**Data listing:**
^^^^
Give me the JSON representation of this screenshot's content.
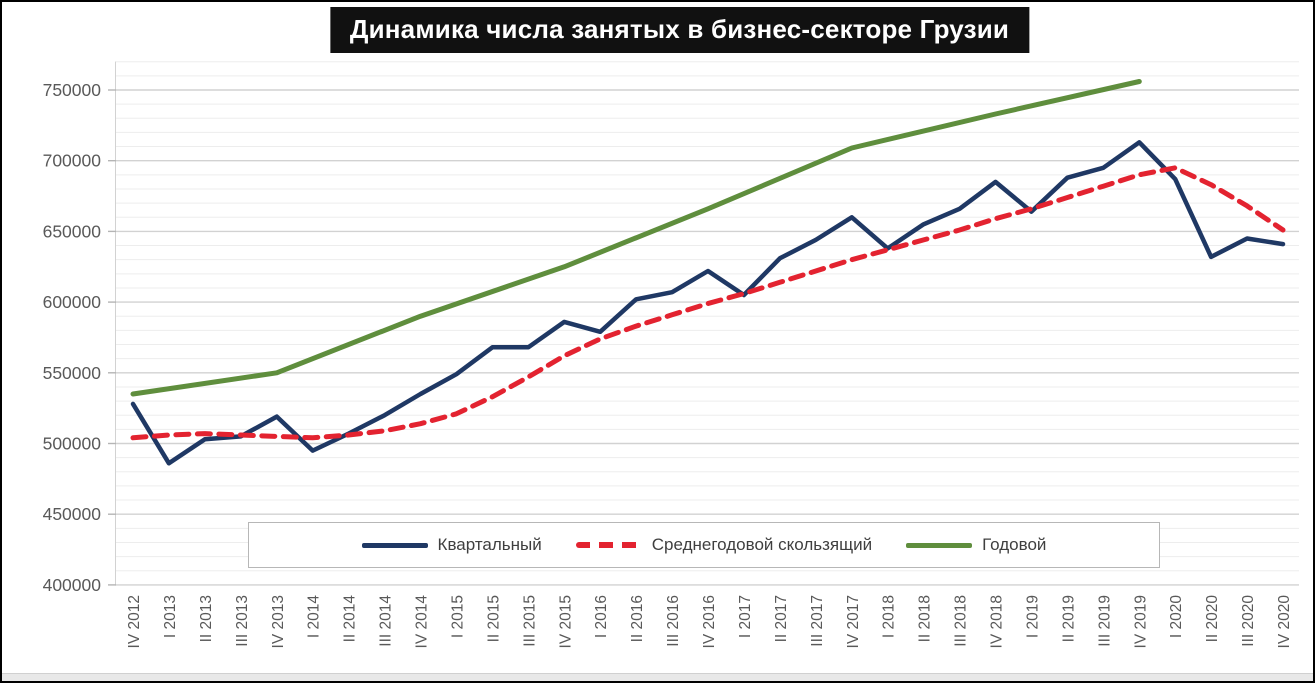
{
  "title": "Динамика числа занятых в бизнес-секторе Грузии",
  "colors": {
    "quarterly": "#1f3864",
    "moving_avg": "#e32330",
    "annual": "#5f8e3d",
    "axis_text": "#595959",
    "grid_minor": "#ededed",
    "grid_major": "#d2d2d2",
    "tick_mark": "#b5b5b5",
    "title_bg": "#111111",
    "title_text": "#ffffff",
    "legend_border": "#b7b7b7"
  },
  "legend": {
    "items": [
      {
        "label": "Квартальный",
        "series_key": "quarterly",
        "style": "solid"
      },
      {
        "label": "Среднегодовой скользящий",
        "series_key": "moving_avg",
        "style": "dashed"
      },
      {
        "label": "Годовой",
        "series_key": "annual",
        "style": "solid"
      }
    ]
  },
  "y_axis": {
    "min": 400000,
    "max": 770000,
    "major_step": 50000,
    "minor_step": 10000,
    "tick_labels": [
      "750000",
      "700000",
      "650000",
      "600000",
      "550000",
      "500000",
      "450000",
      "400000"
    ],
    "tick_values": [
      750000,
      700000,
      650000,
      600000,
      550000,
      500000,
      450000,
      400000
    ]
  },
  "chart_data": {
    "type": "line",
    "title": "Динамика числа занятых в бизнес-секторе Грузии",
    "xlabel": "",
    "ylabel": "",
    "ylim": [
      400000,
      770000
    ],
    "grid": true,
    "legend_position": "bottom-inside",
    "categories": [
      "IV 2012",
      "I 2013",
      "II 2013",
      "III 2013",
      "IV 2013",
      "I 2014",
      "II 2014",
      "III 2014",
      "IV 2014",
      "I 2015",
      "II 2015",
      "III 2015",
      "IV 2015",
      "I 2016",
      "II 2016",
      "III 2016",
      "IV 2016",
      "I 2017",
      "II 2017",
      "III 2017",
      "IV 2017",
      "I 2018",
      "II 2018",
      "III 2018",
      "IV 2018",
      "I 2019",
      "II 2019",
      "III 2019",
      "IV 2019",
      "I 2020",
      "II 2020",
      "III 2020",
      "IV 2020"
    ],
    "series": [
      {
        "key": "quarterly",
        "name": "Квартальный",
        "color": "#1f3864",
        "dash": false,
        "values": [
          528000,
          486000,
          503000,
          505000,
          519000,
          495000,
          507000,
          520000,
          535000,
          549000,
          568000,
          568000,
          586000,
          579000,
          602000,
          607000,
          622000,
          605000,
          631000,
          644000,
          660000,
          638000,
          655000,
          666000,
          685000,
          664000,
          688000,
          695000,
          713000,
          687000,
          632000,
          645000,
          641000
        ]
      },
      {
        "key": "moving_avg",
        "name": "Среднегодовой скользящий",
        "color": "#e32330",
        "dash": true,
        "values": [
          504000,
          506000,
          507000,
          506000,
          505000,
          504000,
          506000,
          509000,
          514000,
          521000,
          533000,
          547000,
          562000,
          574000,
          583000,
          591000,
          599000,
          606000,
          614000,
          622000,
          630000,
          637000,
          644000,
          651000,
          659000,
          666000,
          674000,
          682000,
          690000,
          695000,
          683000,
          668000,
          651000
        ]
      },
      {
        "key": "annual",
        "name": "Годовой",
        "color": "#5f8e3d",
        "dash": false,
        "x_indices": [
          0,
          4,
          8,
          12,
          16,
          20,
          24,
          28
        ],
        "values": [
          535000,
          550000,
          590000,
          625000,
          666000,
          709000,
          733000,
          756000
        ]
      }
    ]
  }
}
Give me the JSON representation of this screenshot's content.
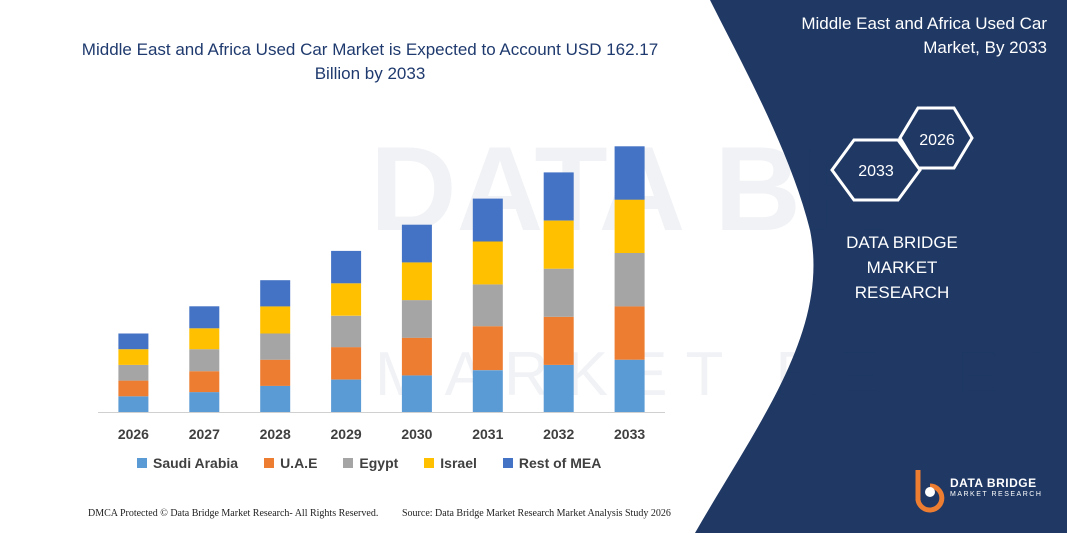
{
  "chart_data": {
    "type": "bar",
    "stacked": true,
    "title": "Middle East and Africa Used Car Market is Expected to Account USD 162.17 Billion by 2033",
    "categories": [
      "2026",
      "2027",
      "2028",
      "2029",
      "2030",
      "2031",
      "2032",
      "2033"
    ],
    "series": [
      {
        "name": "Saudi Arabia",
        "color": "#5b9bd5",
        "values": [
          15,
          19,
          25,
          31,
          35,
          40,
          45,
          50
        ]
      },
      {
        "name": "U.A.E",
        "color": "#ed7d31",
        "values": [
          15,
          20,
          25,
          31,
          36,
          42,
          46,
          51
        ]
      },
      {
        "name": "Egypt",
        "color": "#a5a5a5",
        "values": [
          15,
          21,
          25,
          30,
          36,
          40,
          46,
          51
        ]
      },
      {
        "name": "Israel",
        "color": "#ffc000",
        "values": [
          15,
          20,
          26,
          31,
          36,
          41,
          46,
          51
        ]
      },
      {
        "name": "Rest of MEA",
        "color": "#4472c4",
        "values": [
          15,
          21,
          25,
          31,
          36,
          41,
          46,
          51
        ]
      }
    ],
    "ylim": [
      0,
      260
    ],
    "grid": false,
    "legend_position": "bottom"
  },
  "panel": {
    "title_line1": "Middle East and Africa Used Car",
    "title_line2": "Market, By 2033",
    "hex_back": "2026",
    "hex_front": "2033",
    "company_line1": "DATA BRIDGE MARKET",
    "company_line2": "RESEARCH",
    "logo_line1": "DATA BRIDGE",
    "logo_line2": "MARKET RESEARCH",
    "bg_color": "#1f3864"
  },
  "footer": {
    "left": "DMCA Protected © Data Bridge Market Research- All Rights Reserved.",
    "right": "Source: Data Bridge Market Research Market Analysis Study 2026"
  }
}
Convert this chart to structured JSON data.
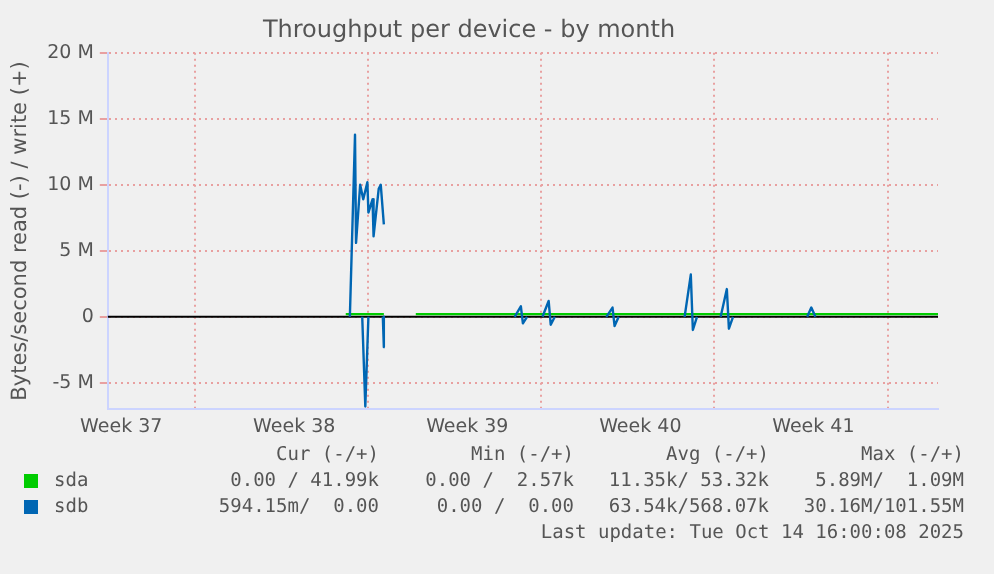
{
  "chart_data": {
    "type": "line",
    "title": "Throughput per device - by month",
    "ylabel": "Bytes/second read (-) / write (+)",
    "xlim": [
      "2025-09-11T11:00",
      "2025-10-15T01:00"
    ],
    "xticks": [
      {
        "value": "2025-09-12",
        "label": "Week 37"
      },
      {
        "value": "2025-09-15",
        "label": null
      },
      {
        "value": "2025-09-19",
        "label": "Week 38"
      },
      {
        "value": "2025-09-22",
        "label": null
      },
      {
        "value": "2025-09-26",
        "label": "Week 39"
      },
      {
        "value": "2025-09-29",
        "label": null
      },
      {
        "value": "2025-10-03",
        "label": "Week 40"
      },
      {
        "value": "2025-10-06",
        "label": null
      },
      {
        "value": "2025-10-10",
        "label": "Week 41"
      },
      {
        "value": "2025-10-13",
        "label": null
      }
    ],
    "ylim": [
      -7,
      20
    ],
    "yticks": [
      {
        "value": -5,
        "label": "-5 M"
      },
      0,
      {
        "value": 5,
        "label": "5 M"
      },
      {
        "value": 10,
        "label": "10 M"
      },
      {
        "value": 15,
        "label": "15 M"
      },
      {
        "value": 20,
        "label": "20 M"
      }
    ],
    "grid": true,
    "legend": "bottom",
    "marker": "none",
    "line_style": "solid",
    "ref_lines": [
      {
        "axis": "y",
        "value": 0,
        "color": "#000000"
      }
    ],
    "series": [
      {
        "name": "sda",
        "color": "#00cc00",
        "x": [
          "2025-09-21T02:00",
          "2025-09-22T15:00",
          "2025-09-22T17:00",
          "2025-09-23T22:00",
          "2025-09-29T12:00",
          "2025-10-06T12:00",
          "2025-10-15T01:00"
        ],
        "values": [
          0.2,
          0.2,
          null,
          0.2,
          0.2,
          0.2,
          0.2
        ]
      },
      {
        "name": "sdb",
        "color": "#0066b3",
        "x": [
          "2025-09-21T06:00",
          "2025-09-21T11:00",
          "2025-09-21T12:00",
          "2025-09-21T16:00",
          "2025-09-21T19:00",
          "2025-09-21T23:00",
          "2025-09-22T00:00",
          "2025-09-22T04:00",
          "2025-09-22T05:00",
          "2025-09-22T10:00",
          "2025-09-22T12:00",
          "2025-09-22T15:00",
          "2025-09-22T17:00",
          "2025-09-27T22:00",
          "2025-09-28T04:00",
          "2025-09-28T06:00",
          "2025-09-28T10:00",
          "2025-09-28T11:00",
          "2025-09-29T01:00",
          "2025-09-29T07:00",
          "2025-09-29T09:00",
          "2025-09-29T13:00",
          "2025-09-29T14:00",
          "2025-10-01T15:00",
          "2025-10-01T21:00",
          "2025-10-01T23:00",
          "2025-10-02T03:00",
          "2025-10-02T04:00",
          "2025-10-04T19:00",
          "2025-10-05T01:00",
          "2025-10-05T03:00",
          "2025-10-05T07:00",
          "2025-10-05T08:00",
          "2025-10-06T06:00",
          "2025-10-06T12:00",
          "2025-10-06T14:00",
          "2025-10-06T18:00",
          "2025-10-06T19:00",
          "2025-10-09T18:00",
          "2025-10-09T22:00",
          "2025-10-10T02:00"
        ],
        "values": [
          0,
          13.8,
          5.6,
          10,
          8.9,
          10.2,
          7.9,
          8.9,
          6.1,
          9.7,
          10,
          7,
          null,
          0,
          0.8,
          -0.5,
          0,
          null,
          0,
          1.2,
          -0.6,
          0,
          null,
          0,
          0.7,
          -0.7,
          0,
          null,
          0,
          3.2,
          -1,
          0,
          null,
          0,
          2.1,
          -0.9,
          0,
          null,
          0,
          0.7,
          0
        ]
      },
      {
        "color": "#0066b3",
        "x": [
          "2025-09-21T18:00",
          "2025-09-21T21:00",
          "2025-09-22T00:00",
          "2025-09-22T01:00",
          "2025-09-22T14:00",
          "2025-09-22T15:00"
        ],
        "values": [
          0,
          -6.8,
          0,
          null,
          0,
          -2.3
        ]
      }
    ],
    "annotations": [
      "Cur (-/+)",
      "Min (-/+)",
      "Avg (-/+)",
      "Max (-/+)",
      "0.00 / 41.99k",
      "0.00 /  2.57k",
      "11.35k/ 53.32k",
      "5.89M/  1.09M",
      "594.15m/  0.00",
      "0.00 /  0.00",
      "63.54k/568.07k",
      "30.16M/101.55M",
      "Last update: Tue Oct 14 16:00:08 2025"
    ]
  }
}
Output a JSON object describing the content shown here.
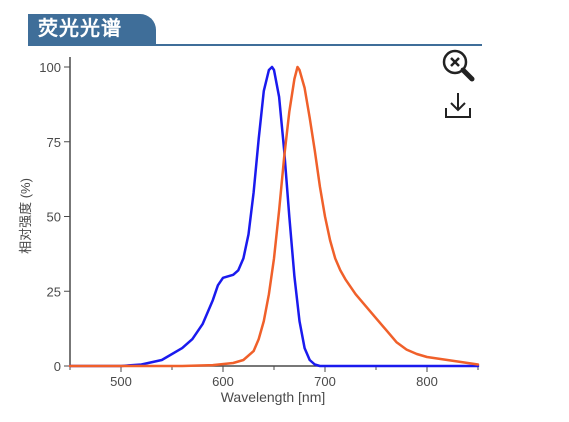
{
  "header": {
    "title": "荧光光谱"
  },
  "toolbar": {
    "zoom_reset_icon": "zoom-out-icon",
    "download_icon": "download-icon"
  },
  "colors": {
    "accent": "#3f6e99",
    "excitation": "#1a1aee",
    "emission": "#f0602a",
    "axis": "#4a4a4a"
  },
  "chart_data": {
    "type": "line",
    "xlabel": "Wavelength [nm]",
    "ylabel": "相对强度 (%)",
    "xlim": [
      450,
      850
    ],
    "ylim": [
      0,
      100
    ],
    "xticks": [
      500,
      600,
      700,
      800
    ],
    "yticks": [
      0,
      25,
      50,
      75,
      100
    ],
    "grid": false,
    "legend": "none",
    "series": [
      {
        "color": "#1a1aee",
        "x": [
          450,
          500,
          520,
          540,
          560,
          570,
          580,
          590,
          595,
          600,
          605,
          610,
          615,
          620,
          625,
          630,
          635,
          640,
          645,
          648,
          650,
          655,
          660,
          665,
          670,
          675,
          680,
          685,
          690,
          695,
          700,
          710,
          750,
          850
        ],
        "y": [
          0,
          0,
          0.5,
          2,
          6,
          9,
          14,
          22,
          27,
          29.5,
          30,
          30.5,
          32,
          36,
          44,
          58,
          76,
          92,
          99,
          100,
          99,
          90,
          72,
          50,
          30,
          15,
          6,
          2,
          0.5,
          0,
          0,
          0,
          0,
          0
        ]
      },
      {
        "color": "#f0602a",
        "x": [
          450,
          560,
          590,
          610,
          620,
          630,
          635,
          640,
          645,
          650,
          655,
          660,
          665,
          670,
          673,
          675,
          680,
          685,
          690,
          695,
          700,
          705,
          710,
          715,
          720,
          730,
          740,
          750,
          760,
          770,
          780,
          790,
          800,
          820,
          840,
          850
        ],
        "y": [
          0,
          0,
          0.3,
          1,
          2,
          5,
          9,
          15,
          24,
          36,
          52,
          70,
          85,
          96,
          100,
          99,
          93,
          83,
          72,
          60,
          50,
          42,
          36,
          32,
          29,
          24,
          20,
          16,
          12,
          8,
          5.5,
          4,
          3,
          2,
          1,
          0.5
        ]
      }
    ]
  }
}
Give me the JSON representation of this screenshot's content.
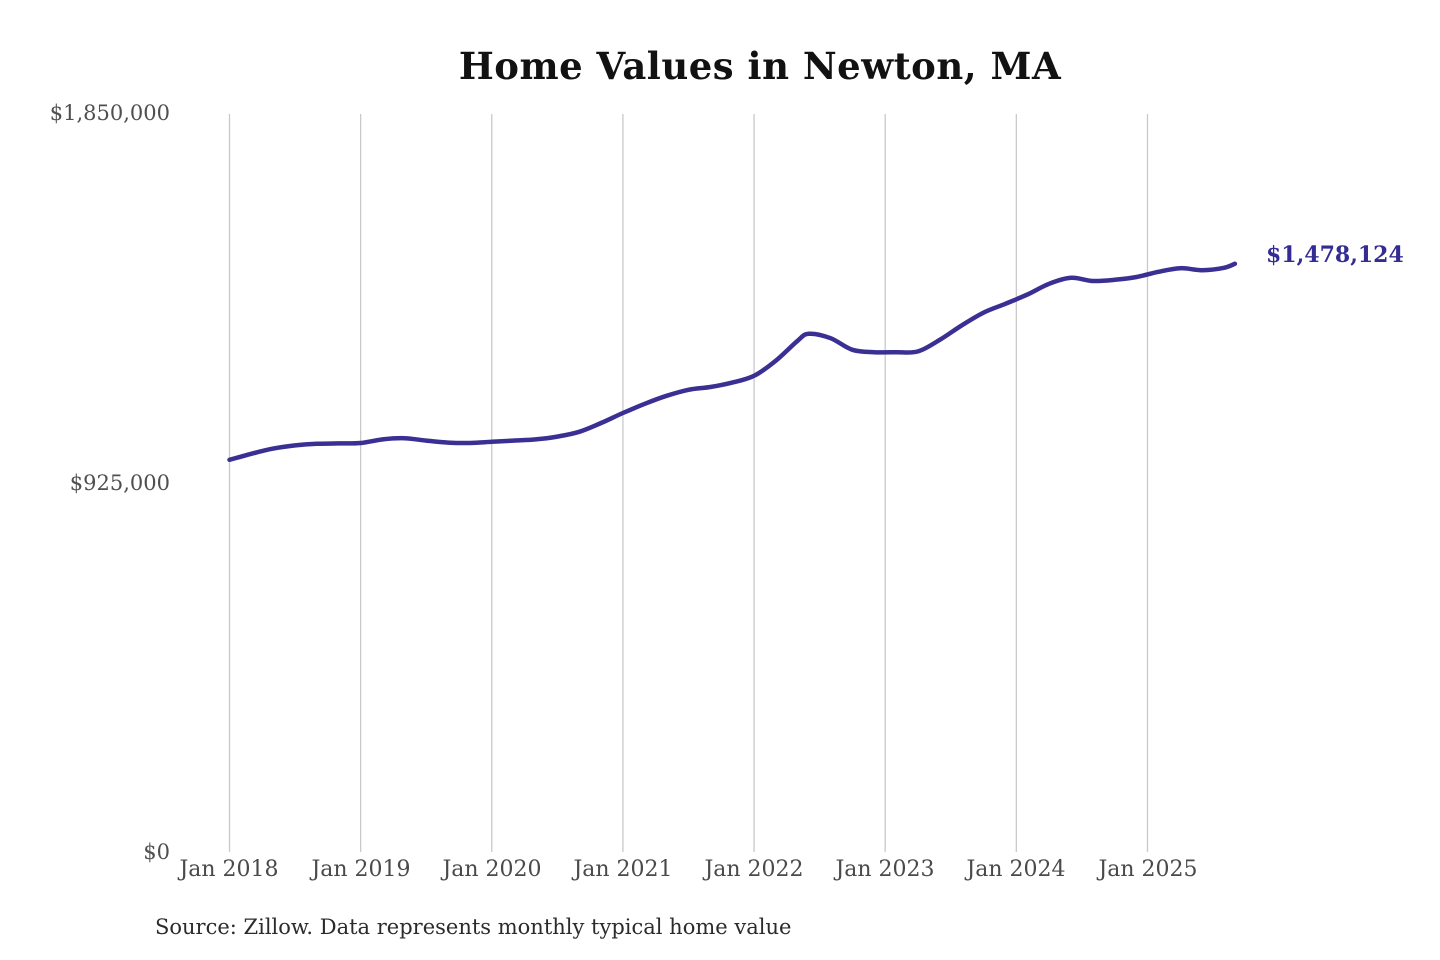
^^^^
**Task prompt:** Pull out all lines from the entries above in which the word "Среднегодовой" appears.

**Final result:**
        "label": "Среднегодовой скользящий",
        "name": "Среднегодовой скользящий",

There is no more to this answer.